+++ Dataset rows +++
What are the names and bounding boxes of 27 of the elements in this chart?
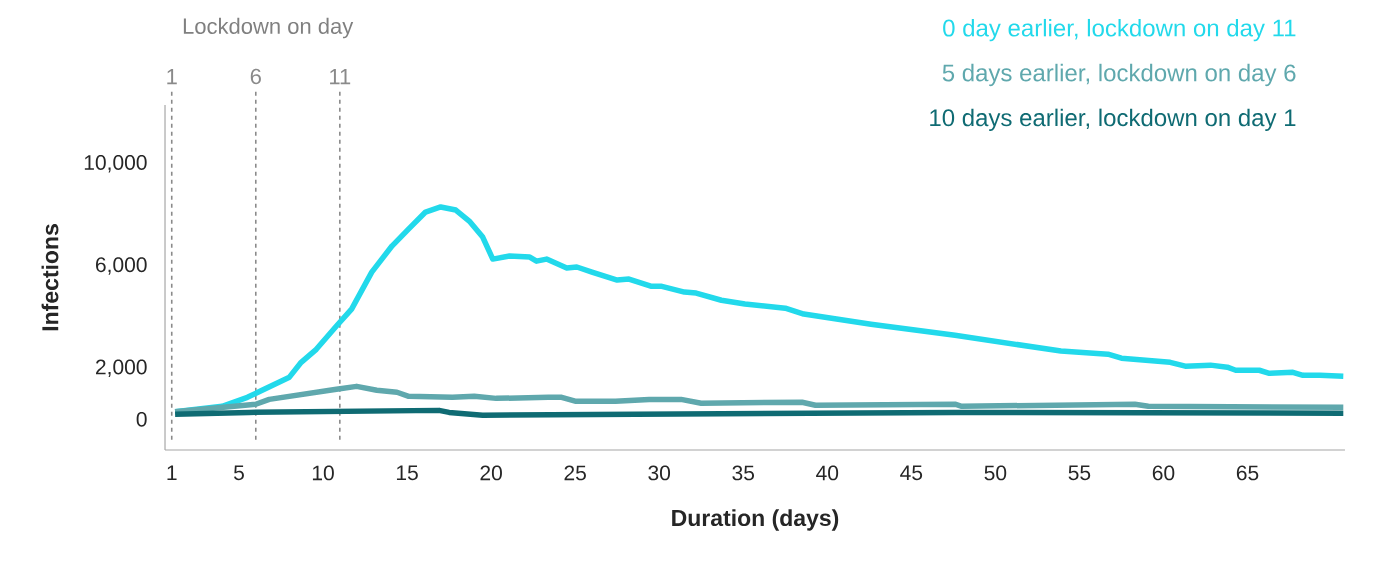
ref-line-label: 6 xyxy=(250,68,261,85)
text: Lockdown on day xyxy=(183,17,354,39)
y-axis-title: Infections xyxy=(41,224,59,331)
x-tick-label: 45 xyxy=(900,465,923,481)
text: 5 days earlier, lockdown on day 6 xyxy=(942,63,1296,87)
ref-line-label: 11 xyxy=(330,69,351,85)
ref-line-label: 1 xyxy=(167,69,177,85)
y-tick-label: 6,000 xyxy=(96,257,147,275)
x-tick-label: 50 xyxy=(984,465,1007,481)
x-tick-label: 10 xyxy=(312,465,334,481)
text: 10 days earlier, lockdown on day 1 xyxy=(930,108,1296,132)
y-tick-label: 0 xyxy=(136,411,147,427)
x-tick-label: 5 xyxy=(233,465,244,481)
x-tick-label: 15 xyxy=(396,465,418,481)
y-tick-label: 2,000 xyxy=(96,359,147,377)
y-tick-label: 10,000 xyxy=(84,155,147,173)
x-tick-label: 40 xyxy=(816,465,839,481)
x-tick-label: 25 xyxy=(564,465,586,481)
x-tick-label: 1 xyxy=(167,465,177,480)
x-tick-label: 60 xyxy=(1152,465,1175,481)
x-tick-label: 35 xyxy=(732,465,755,481)
x-tick-label: 20 xyxy=(480,465,502,481)
x-tick-label: 55 xyxy=(1068,465,1091,481)
text: 0 day earlier, lockdown on day 11 xyxy=(943,18,1296,42)
x-axis-title: Duration (days) xyxy=(672,509,839,531)
x-tick-label: 65 xyxy=(1236,465,1259,481)
x-tick-label: 30 xyxy=(648,465,671,481)
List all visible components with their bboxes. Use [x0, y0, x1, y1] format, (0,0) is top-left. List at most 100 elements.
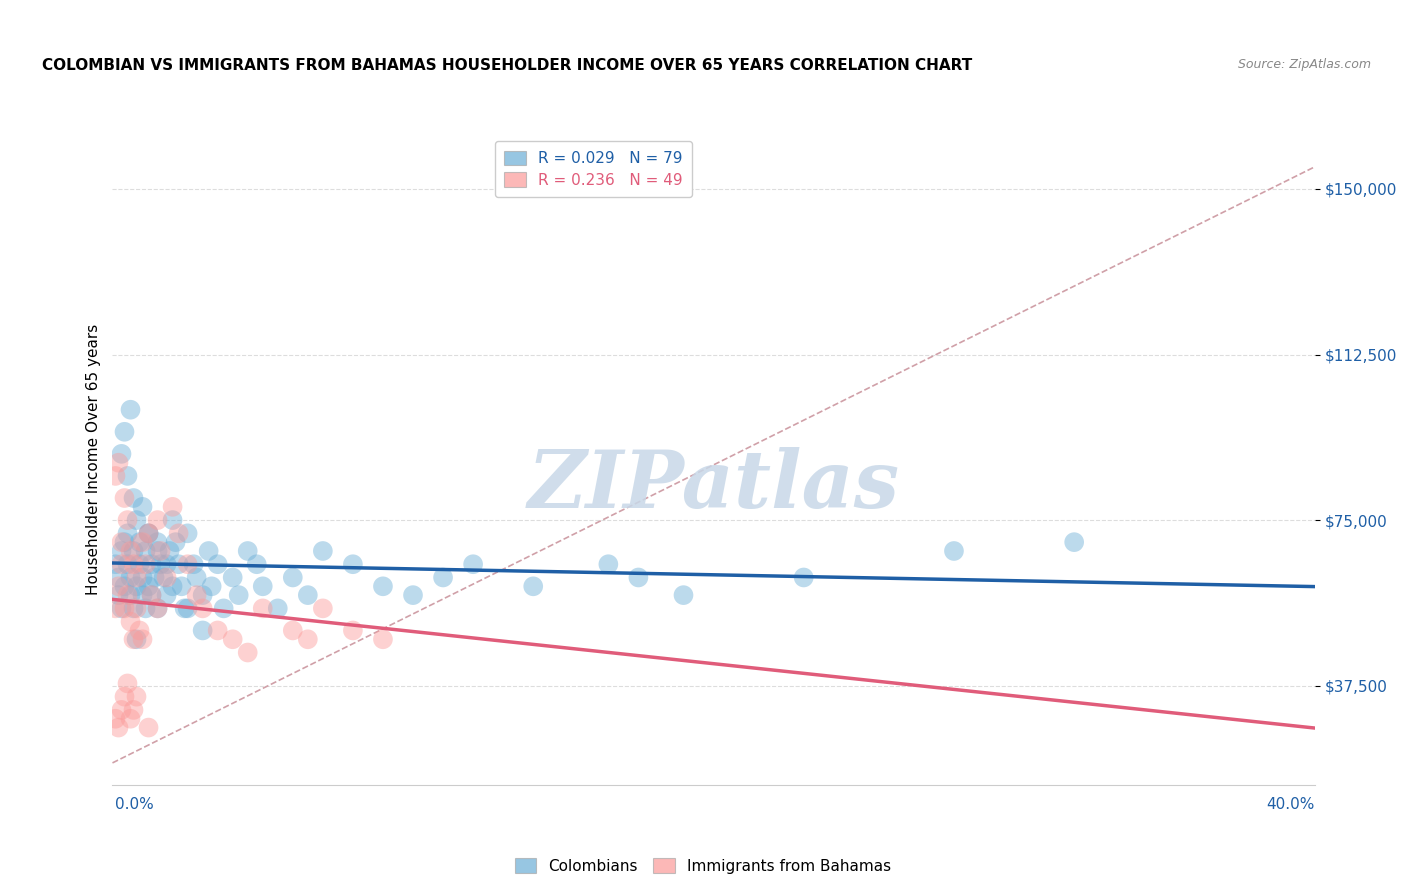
Point: [342, 624, 364, 638]
Point: [110, 558, 132, 572]
Point: [342, 558, 364, 572]
Point: [186, 570, 208, 584]
Point: [281, 624, 304, 638]
Point: [138, 579, 160, 593]
Point: [222, 570, 245, 584]
Point: [170, 579, 193, 593]
Text: COLOMBIAN VS IMMIGRANTS FROM BAHAMAS HOUSEHOLDER INCOME OVER 65 YEARS CORRELATIO: COLOMBIAN VS IMMIGRANTS FROM BAHAMAS HOU…: [42, 58, 973, 73]
Point: [207, 558, 229, 572]
Point: [107, 570, 129, 584]
Point: [131, 632, 153, 647]
Point: [146, 513, 169, 527]
Point: [128, 535, 150, 549]
Point: [114, 601, 136, 615]
Point: [162, 500, 184, 514]
Point: [146, 544, 169, 558]
Point: [114, 491, 136, 505]
Point: [128, 558, 150, 572]
Legend: Colombians, Immigrants from Bahamas: Colombians, Immigrants from Bahamas: [509, 852, 897, 880]
Point: [122, 632, 145, 647]
Text: ZIPatlas: ZIPatlas: [527, 447, 900, 524]
Text: 0.0%: 0.0%: [115, 797, 155, 812]
Point: [197, 544, 219, 558]
Point: [110, 447, 132, 461]
Text: Source: ZipAtlas.com: Source: ZipAtlas.com: [1237, 58, 1371, 71]
Point: [167, 526, 190, 541]
Point: [120, 402, 142, 417]
Point: [107, 588, 129, 602]
Point: [117, 676, 139, 690]
Point: [522, 579, 544, 593]
Point: [207, 624, 229, 638]
Point: [117, 588, 139, 602]
Point: [201, 579, 224, 593]
Point: [146, 601, 169, 615]
Point: [162, 579, 184, 593]
Point: [173, 601, 195, 615]
Point: [117, 469, 139, 483]
Point: [125, 601, 148, 615]
Point: [138, 526, 160, 541]
Text: 40.0%: 40.0%: [1267, 797, 1315, 812]
Point: [165, 535, 187, 549]
Point: [281, 570, 304, 584]
Point: [138, 526, 160, 541]
Point: [110, 544, 132, 558]
Point: [191, 588, 214, 602]
Point: [122, 558, 145, 572]
Point: [122, 703, 145, 717]
Point: [598, 558, 620, 572]
Point: [120, 570, 142, 584]
Point: [125, 632, 148, 647]
Point: [627, 570, 650, 584]
Point: [246, 558, 269, 572]
Point: [155, 570, 177, 584]
Point: [120, 544, 142, 558]
Point: [159, 544, 181, 558]
Point: [297, 632, 319, 647]
Point: [114, 425, 136, 439]
Point: [131, 570, 153, 584]
Point: [107, 579, 129, 593]
Point: [120, 615, 142, 629]
Point: [141, 588, 163, 602]
Point: [191, 601, 214, 615]
Point: [120, 588, 142, 602]
Point: [104, 469, 127, 483]
Point: [125, 570, 148, 584]
Point: [149, 558, 172, 572]
Point: [461, 558, 484, 572]
Point: [155, 558, 177, 572]
Point: [114, 535, 136, 549]
Point: [228, 588, 250, 602]
Point: [793, 570, 815, 584]
Point: [141, 588, 163, 602]
Point: [110, 601, 132, 615]
Point: [432, 570, 454, 584]
Point: [176, 601, 198, 615]
Point: [114, 579, 136, 593]
Point: [183, 558, 205, 572]
Point: [672, 588, 695, 602]
Point: [117, 513, 139, 527]
Point: [222, 632, 245, 647]
Point: [143, 570, 166, 584]
Point: [138, 526, 160, 541]
Point: [131, 500, 153, 514]
Point: [122, 544, 145, 558]
Point: [110, 535, 132, 549]
Point: [371, 579, 394, 593]
Point: [117, 558, 139, 572]
Point: [186, 588, 208, 602]
Point: [252, 601, 274, 615]
Point: [125, 513, 148, 527]
Point: [141, 558, 163, 572]
Point: [110, 703, 132, 717]
Point: [212, 601, 235, 615]
Point: [312, 601, 335, 615]
Point: [267, 601, 290, 615]
Point: [104, 601, 127, 615]
Point: [149, 544, 172, 558]
Point: [152, 570, 174, 584]
Point: [176, 558, 198, 572]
+++
Required task.
Put every line of the rows above into a JSON list of strings, one string per line. Leave out blank lines and the pictures.

Solution below.
[
  "What are the names and bounding boxes of 27 of the elements in this chart?",
  "ref-line-label: 6 xyxy=(250,68,261,85)",
  "text: Lockdown on day xyxy=(183,17,354,39)",
  "y-axis-title: Infections xyxy=(41,224,59,331)",
  "x-tick-label: 45 xyxy=(900,465,923,481)",
  "text: 5 days earlier, lockdown on day 6 xyxy=(942,63,1296,87)",
  "ref-line-label: 11 xyxy=(330,69,351,85)",
  "ref-line-label: 1 xyxy=(167,69,177,85)",
  "y-tick-label: 6,000 xyxy=(96,257,147,275)",
  "x-tick-label: 50 xyxy=(984,465,1007,481)",
  "x-tick-label: 10 xyxy=(312,465,334,481)",
  "text: 10 days earlier, lockdown on day 1 xyxy=(930,108,1296,132)",
  "y-tick-label: 0 xyxy=(136,411,147,427)",
  "x-tick-label: 5 xyxy=(233,465,244,481)",
  "x-tick-label: 15 xyxy=(396,465,418,481)",
  "y-tick-label: 2,000 xyxy=(96,359,147,377)",
  "y-tick-label: 10,000 xyxy=(84,155,147,173)",
  "x-tick-label: 40 xyxy=(816,465,839,481)",
  "x-tick-label: 25 xyxy=(564,465,586,481)",
  "x-tick-label: 1 xyxy=(167,465,177,480)",
  "x-tick-label: 60 xyxy=(1152,465,1175,481)",
  "x-tick-label: 35 xyxy=(732,465,755,481)",
  "x-tick-label: 20 xyxy=(480,465,502,481)",
  "x-tick-label: 55 xyxy=(1068,465,1091,481)",
  "text: 0 day earlier, lockdown on day 11 xyxy=(943,18,1296,42)",
  "x-axis-title: Duration (days) xyxy=(672,509,839,531)",
  "x-tick-label: 65 xyxy=(1236,465,1259,481)",
  "x-tick-label: 30 xyxy=(648,465,671,481)",
  "List all visible components with their bboxes. Use [x0, y0, x1, y1] format, (0,0) is top-left. List at most 100 elements.",
  "Point: [342, 624, 364, 638]",
  "Point: [110, 558, 132, 572]",
  "Point: [342, 558, 364, 572]",
  "Point: [186, 570, 208, 584]",
  "Point: [281, 624, 304, 638]",
  "Point: [138, 579, 160, 593]",
  "Point: [222, 570, 245, 584]",
  "Point: [170, 579, 193, 593]",
  "Text: COLOMBIAN VS IMMIGRANTS FROM BAHAMAS HOUSEHOLDER INCOME OVER 65 YEARS CORRELATIO: COLOMBIAN VS IMMIGRANTS FROM BAHAMAS HOU…: [42, 58, 973, 73]",
  "Point: [207, 558, 229, 572]",
  "Point: [107, 570, 129, 584]",
  "Point: [131, 632, 153, 647]",
  "Point: [146, 513, 169, 527]",
  "Point: [128, 535, 150, 549]",
  "Point: [114, 601, 136, 615]",
  "Point: [162, 500, 184, 514]",
  "Point: [146, 544, 169, 558]",
  "Point: [114, 491, 136, 505]",
  "Point: [128, 558, 150, 572]",
  "Legend: Colombians, Immigrants from Bahamas: Colombians, Immigrants from Bahamas: [509, 852, 897, 880]",
  "Point: [122, 632, 145, 647]",
  "Text: ZIPatlas: ZIPatlas: [527, 447, 900, 524]",
  "Text: 0.0%: 0.0%: [115, 797, 155, 812]",
  "Point: [197, 544, 219, 558]",
  "Point: [110, 447, 132, 461]",
  "Text: Source: ZipAtlas.com: Source: ZipAtlas.com: [1237, 58, 1371, 71]",
  "Point: [167, 526, 190, 541]",
  "Point: [120, 402, 142, 417]",
  "Point: [107, 588, 129, 602]",
  "Point: [117, 676, 139, 690]",
  "Point: [522, 579, 544, 593]",
  "Point: [207, 624, 229, 638]",
  "Point: [117, 588, 139, 602]",
  "Point: [201, 579, 224, 593]",
  "Point: [146, 601, 169, 615]",
  "Point: [162, 579, 184, 593]",
  "Point: [173, 601, 195, 615]",
  "Point: [117, 469, 139, 483]",
  "Point: [125, 601, 148, 615]",
  "Point: [138, 526, 160, 541]",
  "Text: 40.0%: 40.0%: [1267, 797, 1315, 812]",
  "Point: [165, 535, 187, 549]",
  "Point: [281, 570, 304, 584]",
  "Point: [138, 526, 160, 541]",
  "Point: [110, 544, 132, 558]",
  "Point: [191, 588, 214, 602]",
  "Point: [122, 558, 145, 572]",
  "Point: [122, 703, 145, 717]",
  "Point: [598, 558, 620, 572]",
  "Point: [120, 570, 142, 584]",
  "Point: [125, 632, 148, 647]",
  "Point: [627, 570, 650, 584]",
  "Point: [246, 558, 269, 572]",
  "Point: [155, 570, 177, 584]",
  "Point: [120, 544, 142, 558]",
  "Point: [159, 544, 181, 558]",
  "Point: [297, 632, 319, 647]",
  "Point: [114, 425, 136, 439]",
  "Point: [131, 570, 153, 584]",
  "Point: [107, 579, 129, 593]",
  "Point: [120, 615, 142, 629]",
  "Point: [141, 588, 163, 602]",
  "Point: [191, 601, 214, 615]",
  "Point: [120, 588, 142, 602]",
  "Point: [104, 469, 127, 483]",
  "Point: [125, 570, 148, 584]",
  "Point: [149, 558, 172, 572]",
  "Point: [461, 558, 484, 572]",
  "Point: [155, 558, 177, 572]",
  "Point: [114, 535, 136, 549]",
  "Point: [228, 588, 250, 602]",
  "Point: [793, 570, 815, 584]",
  "Point: [141, 588, 163, 602]",
  "Point: [110, 601, 132, 615]",
  "Point: [432, 570, 454, 584]",
  "Point: [176, 601, 198, 615]",
  "Point: [114, 579, 136, 593]",
  "Point: [183, 558, 205, 572]",
  "Point: [672, 588, 695, 602]",
  "Point: [117, 513, 139, 527]",
  "Point: [222, 632, 245, 647]",
  "Point: [143, 570, 166, 584]",
  "Point: [138, 526, 160, 541]",
  "Point: [131, 500, 153, 514]",
  "Point: [122, 544, 145, 558]",
  "Point: [110, 535, 132, 549]",
  "Point: [371, 579, 394, 593]",
  "Point: [117, 558, 139, 572]",
  "Point: [186, 588, 208, 602]",
  "Point: [252, 601, 274, 615]",
  "Point: [125, 513, 148, 527]",
  "Point: [141, 558, 163, 572]",
  "Point: [110, 703, 132, 717]",
  "Point: [212, 601, 235, 615]",
  "Point: [312, 601, 335, 615]",
  "Point: [267, 601, 290, 615]",
  "Point: [104, 601, 127, 615]",
  "Point: [149, 544, 172, 558]",
  "Point: [152, 570, 174, 584]",
  "Point: [176, 558, 198, 572]"
]